Look below for the line that contains "Convert this screenshot", then quote it and all the lines after it, exactly, with the pictures left out.

(Figure dataset records)

——

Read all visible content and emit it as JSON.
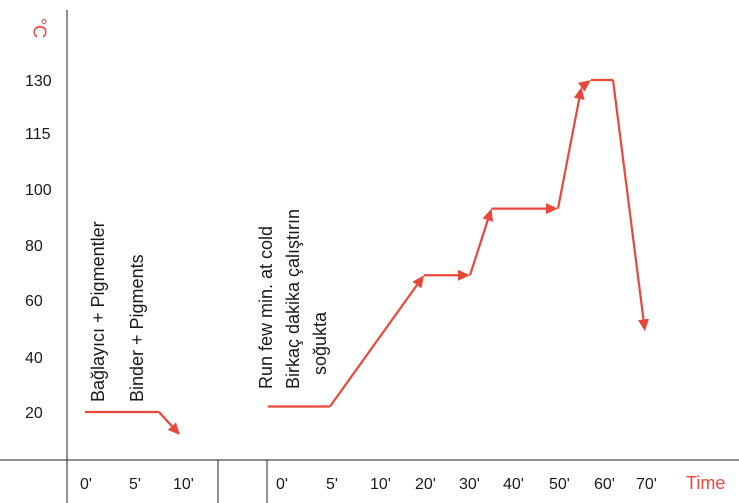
{
  "chart_data": {
    "type": "line",
    "ylabel": "°C",
    "xlabel": "Time",
    "y_ticks": [
      "20",
      "40",
      "60",
      "80",
      "100",
      "115",
      "130"
    ],
    "x_ticks_phase1": [
      "0'",
      "5'",
      "10'"
    ],
    "x_ticks_phase2": [
      "0'",
      "5'",
      "10'",
      "20'",
      "30'",
      "40'",
      "50'",
      "60'",
      "70'"
    ],
    "annotations": {
      "phase1": [
        "Bağlayıcı + Pigmentler",
        "Binder + Pigments"
      ],
      "phase2": [
        "Run few min. at cold",
        "Birkaç dakika çalıştırın",
        "soğukta"
      ]
    },
    "colors": {
      "line": "#e8473a",
      "axis": "#222222",
      "text": "#1a1a1a"
    },
    "series": [
      {
        "phase": 1,
        "points": [
          {
            "x": 0,
            "y": 20
          },
          {
            "x": 7.5,
            "y": 20
          },
          {
            "x": 10,
            "y": 12
          }
        ]
      },
      {
        "phase": 2,
        "points": [
          {
            "x": 0,
            "y": 22
          },
          {
            "x": 5,
            "y": 22
          },
          {
            "x": 20,
            "y": 69
          },
          {
            "x": 30,
            "y": 69
          },
          {
            "x": 35,
            "y": 93
          },
          {
            "x": 50,
            "y": 93
          },
          {
            "x": 55,
            "y": 128
          },
          {
            "x": 57,
            "y": 130
          },
          {
            "x": 62,
            "y": 130
          },
          {
            "x": 70,
            "y": 49
          }
        ]
      }
    ]
  }
}
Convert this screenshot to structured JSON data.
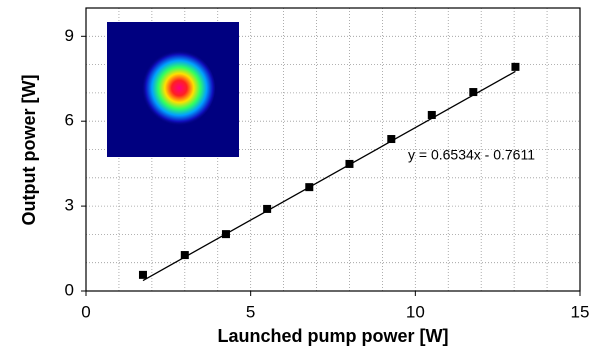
{
  "chart_data": {
    "type": "scatter",
    "x_label": "Launched pump power [W]",
    "y_label": "Output power [W]",
    "series": [
      {
        "color": "#000000",
        "x": [
          1.73,
          3.0,
          4.25,
          5.5,
          6.78,
          8.0,
          9.27,
          10.5,
          11.76,
          13.04
        ],
        "values": [
          0.57,
          1.27,
          2.01,
          2.9,
          3.67,
          4.49,
          5.37,
          6.22,
          7.03,
          7.92
        ]
      }
    ],
    "fit": {
      "label": "y = 0.6534x - 0.7611",
      "slope": 0.6534,
      "intercept": -0.7611,
      "x": [
        1.73,
        13.04
      ],
      "color": "#000000"
    },
    "xlim": [
      0,
      15
    ],
    "xticks": [
      0,
      5,
      10,
      15
    ],
    "ylim": [
      0,
      10
    ],
    "yticks": [
      0,
      3,
      6,
      9
    ],
    "xgrid": [
      1,
      2,
      3,
      4,
      5,
      6,
      7,
      8,
      9,
      10,
      11,
      12,
      13,
      14,
      15
    ],
    "ygrid": [
      1,
      2,
      3,
      4,
      5,
      6,
      7,
      8,
      9,
      10
    ],
    "grid": true
  }
}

——

▸ The answer
Convert this screenshot to structured JSON data.
{
  "chart_data": {
    "type": "scatter",
    "x_label": "Launched pump power [W]",
    "y_label": "Output power [W]",
    "series": [
      {
        "color": "#000000",
        "x": [
          1.73,
          3.0,
          4.25,
          5.5,
          6.78,
          8.0,
          9.27,
          10.5,
          11.76,
          13.04
        ],
        "values": [
          0.57,
          1.27,
          2.01,
          2.9,
          3.67,
          4.49,
          5.37,
          6.22,
          7.03,
          7.92
        ]
      }
    ],
    "fit": {
      "label": "y = 0.6534x - 0.7611",
      "slope": 0.6534,
      "intercept": -0.7611,
      "x": [
        1.73,
        13.04
      ],
      "color": "#000000"
    },
    "xlim": [
      0,
      15
    ],
    "xticks": [
      0,
      5,
      10,
      15
    ],
    "ylim": [
      0,
      10
    ],
    "yticks": [
      0,
      3,
      6,
      9
    ],
    "xgrid": [
      1,
      2,
      3,
      4,
      5,
      6,
      7,
      8,
      9,
      10,
      11,
      12,
      13,
      14,
      15
    ],
    "ygrid": [
      1,
      2,
      3,
      4,
      5,
      6,
      7,
      8,
      9,
      10
    ],
    "grid": true
  }
}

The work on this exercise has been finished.